:: Required work ::
Print out the entries below with no edits.
___ Extracted entries ___
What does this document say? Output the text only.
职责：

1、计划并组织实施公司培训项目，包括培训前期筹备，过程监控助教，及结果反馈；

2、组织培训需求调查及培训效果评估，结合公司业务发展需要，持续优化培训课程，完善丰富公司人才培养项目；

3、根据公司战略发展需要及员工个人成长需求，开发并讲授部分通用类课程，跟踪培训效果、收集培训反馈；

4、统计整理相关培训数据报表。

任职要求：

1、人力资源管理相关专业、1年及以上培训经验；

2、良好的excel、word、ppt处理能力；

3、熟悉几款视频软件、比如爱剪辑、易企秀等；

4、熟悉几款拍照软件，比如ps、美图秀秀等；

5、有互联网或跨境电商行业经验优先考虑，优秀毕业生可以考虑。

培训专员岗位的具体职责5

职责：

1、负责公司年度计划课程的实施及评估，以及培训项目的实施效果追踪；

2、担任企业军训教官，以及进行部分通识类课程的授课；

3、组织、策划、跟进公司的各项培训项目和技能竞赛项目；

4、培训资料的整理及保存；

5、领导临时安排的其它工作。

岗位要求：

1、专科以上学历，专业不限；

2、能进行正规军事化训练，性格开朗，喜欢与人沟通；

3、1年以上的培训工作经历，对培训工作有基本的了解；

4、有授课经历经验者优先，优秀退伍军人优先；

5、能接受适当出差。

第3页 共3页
___
:: Reply to the exercise ::
What does this document say? Output the text only.
职责：

1、计划并组织实施公司培训项目，包括培训前期筹备，过程监控助教，及结果反馈；

2、组织培训需求调查及培训效果评估，结合公司业务发展需要，持续优化培训课程，完善丰富公司人才培养项目；

3、根据公司战略发展需要及员工个人成长需求，开发并讲授部分通用类课程，跟踪培训效果、收集培训反馈；

4、统计整理相关培训数据报表。

任职要求：

1、人力资源管理相关专业、1年及以上培训经验；

2、良好的excel、word、ppt处理能力；

3、熟悉几款视频软件、比如爱剪辑、易企秀等；

4、熟悉几款拍照软件，比如ps、美图秀秀等；

5、有互联网或跨境电商行业经验优先考虑，优秀毕业生可以考虑。

培训专员岗位的具体职责5

职责：

1、负责公司年度计划课程的实施及评估，以及培训项目的实施效果追踪；

2、担任企业军训教官，以及进行部分通识类课程的授课；

3、组织、策划、跟进公司的各项培训项目和技能竞赛项目；

4、培训资料的整理及保存；

5、领导临时安排的其它工作。

岗位要求：

1、专科以上学历，专业不限；

2、能进行正规军事化训练，性格开朗，喜欢与人沟通；

3、1年以上的培训工作经历，对培训工作有基本的了解；

4、有授课经历经验者优先，优秀退伍军人优先；

5、能接受适当出差。

第3页 共3页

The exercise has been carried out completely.